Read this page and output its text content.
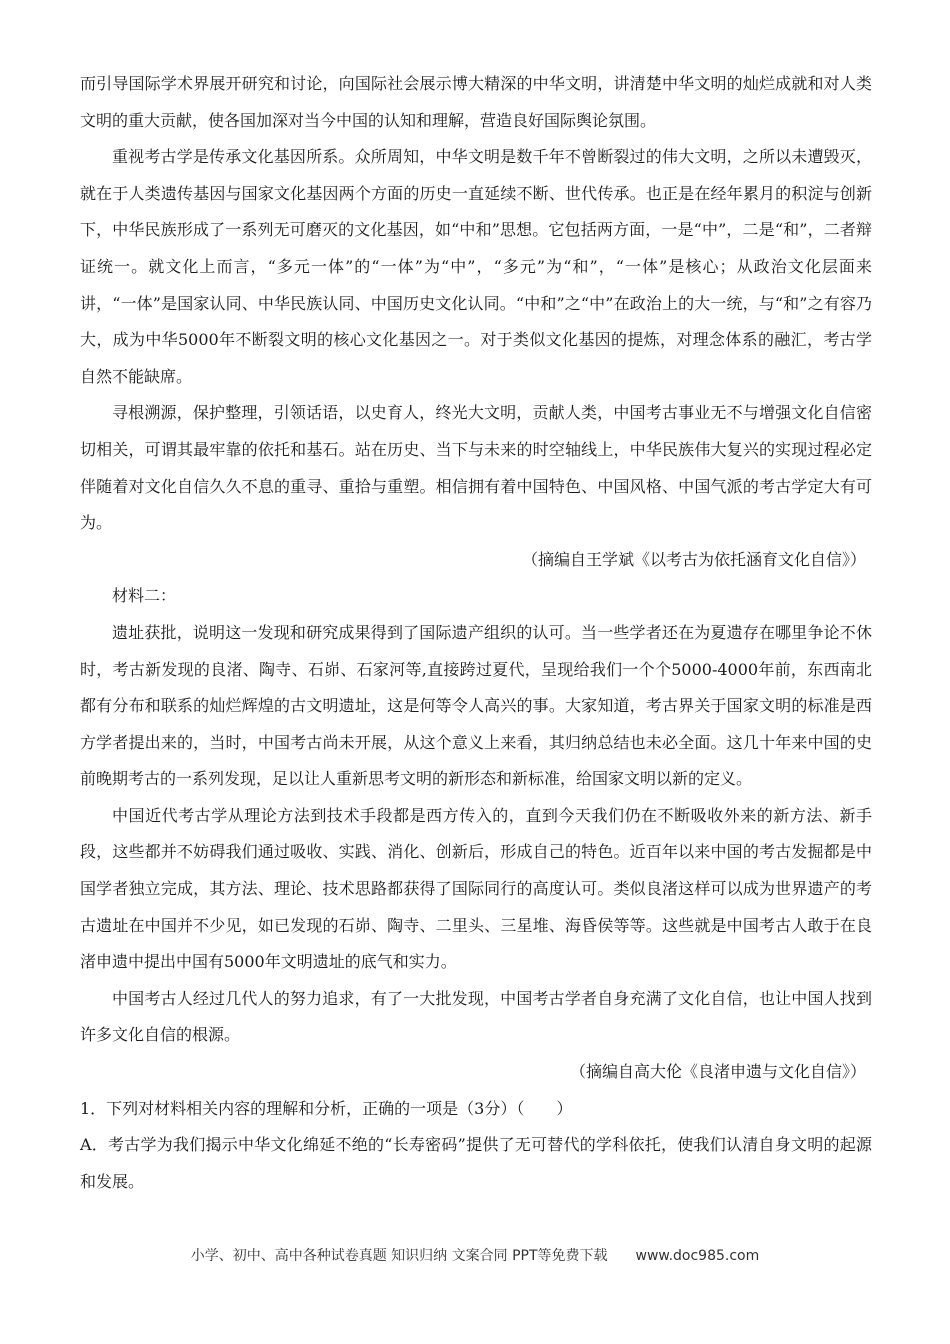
而引导国际学术界展开研究和讨论，向国际社会展示博大精深的中华文明，讲清楚中华文明的灿烂成就和对人类文明的重大贡献，使各国加深对当今中国的认知和理解，营造良好国际舆论氛围。

重视考古学是传承文化基因所系。众所周知，中华文明是数千年不曾断裂过的伟大文明，之所以未遭毁灭，就在于人类遗传基因与国家文化基因两个方面的历史一直延续不断、世代传承。也正是在经年累月的积淀与创新下，中华民族形成了一系列无可磨灭的文化基因，如“中和”思想。它包括两方面，一是“中”，二是“和”，二者辩证统一。就文化上而言，“多元一体”的“一体”为“中”，“多元”为“和”，“一体”是核心；从政治文化层面来讲，“一体”是国家认同、中华民族认同、中国历史文化认同。“中和”之“中”在政治上的大一统，与“和”之有容乃大，成为中华5000年不断裂文明的核心文化基因之一。对于类似文化基因的提炼，对理念体系的融汇，考古学自然不能缺席。

寻根溯源，保护整理，引领话语，以史育人，终光大文明，贡献人类，中国考古事业无不与增强文化自信密切相关，可谓其最牢靠的依托和基石。站在历史、当下与未来的时空轴线上，中华民族伟大复兴的实现过程必定伴随着对文化自信久久不息的重寻、重拾与重塑。相信拥有着中国特色、中国风格、中国气派的考古学定大有可为。

（摘编自王学斌《以考古为依托涵育文化自信》）

材料二：

遗址获批，说明这一发现和研究成果得到了国际遗产组织的认可。当一些学者还在为夏遗存在哪里争论不休时，考古新发现的良渚、陶寺、石峁、石家河等,直接跨过夏代，呈现给我们一个个5000-4000年前，东西南北都有分布和联系的灿烂辉煌的古文明遗址，这是何等令人高兴的事。大家知道，考古界关于国家文明的标准是西方学者提出来的，当时，中国考古尚未开展，从这个意义上来看，其归纳总结也未必全面。这几十年来中国的史前晚期考古的一系列发现，足以让人重新思考文明的新形态和新标准，给国家文明以新的定义。

中国近代考古学从理论方法到技术手段都是西方传入的，直到今天我们仍在不断吸收外来的新方法、新手段，这些都并不妨碍我们通过吸收、实践、消化、创新后，形成自己的特色。近百年以来中国的考古发掘都是中国学者独立完成，其方法、理论、技术思路都获得了国际同行的高度认可。类似良渚这样可以成为世界遗产的考古遗址在中国并不少见，如已发现的石峁、陶寺、二里头、三星堆、海昏侯等等。这些就是中国考古人敢于在良渚申遗中提出中国有5000年文明遗址的底气和实力。

中国考古人经过几代人的努力追求，有了一大批发现，中国考古学者自身充满了文化自信，也让中国人找到许多文化自信的根源。

（摘编自高大伦《良渚申遗与文化自信》）

1．下列对材料相关内容的理解和分析，正确的一项是（3分）（　　）

A．考古学为我们揭示中华文化绵延不绝的“长寿密码”提供了无可替代的学科依托，使我们认清自身文明的起源和发展。

小学、初中、高中各种试卷真题 知识归纳 文案合同 PPT等免费下载 www.doc985.com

## THE REQUEST
Reproduce every record word for word. The copy must contain no pictures.

## SOLUTION FOR THIS EXERCISE
Read this page and output its text content.
而引导国际学术界展开研究和讨论，向国际社会展示博大精深的中华文明，讲清楚中华文明的灿烂成就和对人类文明的重大贡献，使各国加深对当今中国的认知和理解，营造良好国际舆论氛围。

重视考古学是传承文化基因所系。众所周知，中华文明是数千年不曾断裂过的伟大文明，之所以未遭毁灭，就在于人类遗传基因与国家文化基因两个方面的历史一直延续不断、世代传承。也正是在经年累月的积淀与创新下，中华民族形成了一系列无可磨灭的文化基因，如“中和”思想。它包括两方面，一是“中”，二是“和”，二者辩证统一。就文化上而言，“多元一体”的“一体”为“中”，“多元”为“和”，“一体”是核心；从政治文化层面来讲，“一体”是国家认同、中华民族认同、中国历史文化认同。“中和”之“中”在政治上的大一统，与“和”之有容乃大，成为中华5000年不断裂文明的核心文化基因之一。对于类似文化基因的提炼，对理念体系的融汇，考古学自然不能缺席。

寻根溯源，保护整理，引领话语，以史育人，终光大文明，贡献人类，中国考古事业无不与增强文化自信密切相关，可谓其最牢靠的依托和基石。站在历史、当下与未来的时空轴线上，中华民族伟大复兴的实现过程必定伴随着对文化自信久久不息的重寻、重拾与重塑。相信拥有着中国特色、中国风格、中国气派的考古学定大有可为。

（摘编自王学斌《以考古为依托涵育文化自信》）

材料二：

遗址获批，说明这一发现和研究成果得到了国际遗产组织的认可。当一些学者还在为夏遗存在哪里争论不休时，考古新发现的良渚、陶寺、石峁、石家河等,直接跨过夏代，呈现给我们一个个5000-4000年前，东西南北都有分布和联系的灿烂辉煌的古文明遗址，这是何等令人高兴的事。大家知道，考古界关于国家文明的标准是西方学者提出来的，当时，中国考古尚未开展，从这个意义上来看，其归纳总结也未必全面。这几十年来中国的史前晚期考古的一系列发现，足以让人重新思考文明的新形态和新标准，给国家文明以新的定义。

中国近代考古学从理论方法到技术手段都是西方传入的，直到今天我们仍在不断吸收外来的新方法、新手段，这些都并不妨碍我们通过吸收、实践、消化、创新后，形成自己的特色。近百年以来中国的考古发掘都是中国学者独立完成，其方法、理论、技术思路都获得了国际同行的高度认可。类似良渚这样可以成为世界遗产的考古遗址在中国并不少见，如已发现的石峁、陶寺、二里头、三星堆、海昏侯等等。这些就是中国考古人敢于在良渚申遗中提出中国有5000年文明遗址的底气和实力。

中国考古人经过几代人的努力追求，有了一大批发现，中国考古学者自身充满了文化自信，也让中国人找到许多文化自信的根源。

（摘编自高大伦《良渚申遗与文化自信》）

1．下列对材料相关内容的理解和分析，正确的一项是（3分）（　　）

A．考古学为我们揭示中华文化绵延不绝的“长寿密码”提供了无可替代的学科依托，使我们认清自身文明的起源和发展。

小学、初中、高中各种试卷真题 知识归纳 文案合同 PPT等免费下载 www.doc985.com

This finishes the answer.